§ **EXERCISE DESCRIPTION**
The data below is to be copied exactly, line by line.

Data extracted from a collection:
┌──
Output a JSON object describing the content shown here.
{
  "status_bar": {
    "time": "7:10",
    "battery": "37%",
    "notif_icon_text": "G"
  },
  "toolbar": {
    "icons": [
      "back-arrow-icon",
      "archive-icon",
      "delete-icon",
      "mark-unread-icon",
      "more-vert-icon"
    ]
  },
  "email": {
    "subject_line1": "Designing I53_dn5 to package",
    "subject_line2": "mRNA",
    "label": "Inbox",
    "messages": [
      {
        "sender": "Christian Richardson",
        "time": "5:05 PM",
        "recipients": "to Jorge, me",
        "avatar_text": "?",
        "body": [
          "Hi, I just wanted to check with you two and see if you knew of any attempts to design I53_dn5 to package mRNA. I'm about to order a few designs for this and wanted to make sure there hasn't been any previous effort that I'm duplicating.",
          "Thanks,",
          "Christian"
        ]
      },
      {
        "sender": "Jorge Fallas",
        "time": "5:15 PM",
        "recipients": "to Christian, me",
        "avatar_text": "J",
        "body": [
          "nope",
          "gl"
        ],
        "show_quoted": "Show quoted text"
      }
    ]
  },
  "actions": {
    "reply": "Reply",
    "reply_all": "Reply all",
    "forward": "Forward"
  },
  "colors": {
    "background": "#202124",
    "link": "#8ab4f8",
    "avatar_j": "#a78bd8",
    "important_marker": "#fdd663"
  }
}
└──
§ **OUTPUT BELOW**
Output a JSON object describing the content shown here.
{
  "status_bar": {
    "time": "7:10",
    "battery": "37%",
    "notif_icon_text": "G"
  },
  "toolbar": {
    "icons": [
      "back-arrow-icon",
      "archive-icon",
      "delete-icon",
      "mark-unread-icon",
      "more-vert-icon"
    ]
  },
  "email": {
    "subject_line1": "Designing I53_dn5 to package",
    "subject_line2": "mRNA",
    "label": "Inbox",
    "messages": [
      {
        "sender": "Christian Richardson",
        "time": "5:05 PM",
        "recipients": "to Jorge, me",
        "avatar_text": "?",
        "body": [
          "Hi, I just wanted to check with you two and see if you knew of any attempts to design I53_dn5 to package mRNA. I'm about to order a few designs for this and wanted to make sure there hasn't been any previous effort that I'm duplicating.",
          "Thanks,",
          "Christian"
        ]
      },
      {
        "sender": "Jorge Fallas",
        "time": "5:15 PM",
        "recipients": "to Christian, me",
        "avatar_text": "J",
        "body": [
          "nope",
          "gl"
        ],
        "show_quoted": "Show quoted text"
      }
    ]
  },
  "actions": {
    "reply": "Reply",
    "reply_all": "Reply all",
    "forward": "Forward"
  },
  "colors": {
    "background": "#202124",
    "link": "#8ab4f8",
    "avatar_j": "#a78bd8",
    "important_marker": "#fdd663"
  }
}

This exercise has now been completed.